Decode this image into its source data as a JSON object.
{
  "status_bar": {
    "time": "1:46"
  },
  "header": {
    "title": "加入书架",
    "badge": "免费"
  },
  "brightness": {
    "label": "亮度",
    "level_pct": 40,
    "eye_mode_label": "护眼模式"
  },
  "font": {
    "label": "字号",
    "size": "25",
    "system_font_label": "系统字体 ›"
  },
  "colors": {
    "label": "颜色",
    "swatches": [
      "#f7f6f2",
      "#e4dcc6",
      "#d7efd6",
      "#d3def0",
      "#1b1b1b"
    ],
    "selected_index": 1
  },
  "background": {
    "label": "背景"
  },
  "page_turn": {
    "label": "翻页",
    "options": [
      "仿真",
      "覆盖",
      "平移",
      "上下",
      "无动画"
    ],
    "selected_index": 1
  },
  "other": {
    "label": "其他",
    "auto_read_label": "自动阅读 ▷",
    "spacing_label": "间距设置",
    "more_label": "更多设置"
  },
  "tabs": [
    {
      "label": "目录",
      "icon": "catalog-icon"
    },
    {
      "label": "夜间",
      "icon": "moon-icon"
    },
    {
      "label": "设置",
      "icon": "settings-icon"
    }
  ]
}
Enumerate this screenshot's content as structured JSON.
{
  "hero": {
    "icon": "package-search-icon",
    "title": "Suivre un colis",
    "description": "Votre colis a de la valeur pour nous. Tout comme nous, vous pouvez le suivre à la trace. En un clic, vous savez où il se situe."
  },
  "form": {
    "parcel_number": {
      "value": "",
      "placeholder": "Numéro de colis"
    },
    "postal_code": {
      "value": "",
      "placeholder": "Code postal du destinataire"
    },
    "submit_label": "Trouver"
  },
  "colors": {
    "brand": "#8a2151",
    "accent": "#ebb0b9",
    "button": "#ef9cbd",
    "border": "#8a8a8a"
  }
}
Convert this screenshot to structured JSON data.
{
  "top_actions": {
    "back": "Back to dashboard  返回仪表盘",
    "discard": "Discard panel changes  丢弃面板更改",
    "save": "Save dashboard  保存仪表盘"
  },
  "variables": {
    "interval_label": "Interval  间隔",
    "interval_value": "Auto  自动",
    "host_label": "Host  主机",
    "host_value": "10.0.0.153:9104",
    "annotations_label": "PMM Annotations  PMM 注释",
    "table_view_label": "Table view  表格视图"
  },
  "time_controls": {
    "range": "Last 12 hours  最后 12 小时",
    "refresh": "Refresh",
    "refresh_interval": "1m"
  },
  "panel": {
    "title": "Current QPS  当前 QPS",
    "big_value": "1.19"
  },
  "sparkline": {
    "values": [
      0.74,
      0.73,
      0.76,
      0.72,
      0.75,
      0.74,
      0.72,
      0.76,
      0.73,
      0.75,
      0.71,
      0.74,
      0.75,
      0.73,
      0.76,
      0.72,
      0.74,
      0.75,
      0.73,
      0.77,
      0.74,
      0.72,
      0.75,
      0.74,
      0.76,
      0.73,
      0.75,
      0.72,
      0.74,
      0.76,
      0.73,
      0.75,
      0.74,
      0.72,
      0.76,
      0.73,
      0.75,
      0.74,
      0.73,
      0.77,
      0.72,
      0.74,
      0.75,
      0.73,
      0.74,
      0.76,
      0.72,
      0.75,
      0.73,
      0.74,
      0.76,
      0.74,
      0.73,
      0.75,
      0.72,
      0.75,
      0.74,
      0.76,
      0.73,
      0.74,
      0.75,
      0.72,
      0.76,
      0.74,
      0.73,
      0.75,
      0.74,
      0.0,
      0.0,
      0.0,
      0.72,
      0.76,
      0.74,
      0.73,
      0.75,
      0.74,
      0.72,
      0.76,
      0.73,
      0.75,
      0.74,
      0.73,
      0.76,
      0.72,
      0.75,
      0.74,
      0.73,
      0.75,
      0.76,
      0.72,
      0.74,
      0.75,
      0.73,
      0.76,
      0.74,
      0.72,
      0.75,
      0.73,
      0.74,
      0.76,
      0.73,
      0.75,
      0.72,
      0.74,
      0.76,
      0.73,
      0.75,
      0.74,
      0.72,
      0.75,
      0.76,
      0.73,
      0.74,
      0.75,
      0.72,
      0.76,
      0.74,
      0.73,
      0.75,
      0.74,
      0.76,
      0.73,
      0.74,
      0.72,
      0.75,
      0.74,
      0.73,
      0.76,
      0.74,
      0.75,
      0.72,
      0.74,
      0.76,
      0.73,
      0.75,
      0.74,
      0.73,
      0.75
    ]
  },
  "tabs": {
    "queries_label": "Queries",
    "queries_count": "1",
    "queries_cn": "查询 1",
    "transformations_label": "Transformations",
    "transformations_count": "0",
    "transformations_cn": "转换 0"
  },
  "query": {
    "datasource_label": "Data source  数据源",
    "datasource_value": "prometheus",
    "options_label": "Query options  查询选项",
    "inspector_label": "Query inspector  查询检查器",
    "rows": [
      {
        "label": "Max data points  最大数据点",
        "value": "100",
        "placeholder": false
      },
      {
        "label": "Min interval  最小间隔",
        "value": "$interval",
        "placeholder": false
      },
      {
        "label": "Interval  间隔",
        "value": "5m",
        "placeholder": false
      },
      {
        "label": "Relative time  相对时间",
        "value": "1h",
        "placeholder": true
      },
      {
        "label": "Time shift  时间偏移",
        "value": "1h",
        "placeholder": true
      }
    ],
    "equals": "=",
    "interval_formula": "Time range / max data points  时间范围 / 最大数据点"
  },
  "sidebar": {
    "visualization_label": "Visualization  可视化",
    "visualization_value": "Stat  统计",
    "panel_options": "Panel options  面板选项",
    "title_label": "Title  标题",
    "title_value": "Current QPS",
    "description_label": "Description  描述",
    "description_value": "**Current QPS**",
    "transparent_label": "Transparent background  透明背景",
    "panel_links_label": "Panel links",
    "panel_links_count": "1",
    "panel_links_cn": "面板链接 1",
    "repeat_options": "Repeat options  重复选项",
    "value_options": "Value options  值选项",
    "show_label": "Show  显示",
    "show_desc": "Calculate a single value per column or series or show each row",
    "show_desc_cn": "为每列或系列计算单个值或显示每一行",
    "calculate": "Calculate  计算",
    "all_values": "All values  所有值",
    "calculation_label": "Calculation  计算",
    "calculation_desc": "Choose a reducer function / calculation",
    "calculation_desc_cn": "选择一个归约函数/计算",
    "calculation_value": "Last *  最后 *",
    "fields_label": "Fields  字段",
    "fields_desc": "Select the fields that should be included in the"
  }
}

----

* Do this:
Extract, from the listing above, every line where the string "screenshot" occurs.

* Written answer:
Enumerate this screenshot's content as structured JSON.
Convert this screenshot to structured JSON data.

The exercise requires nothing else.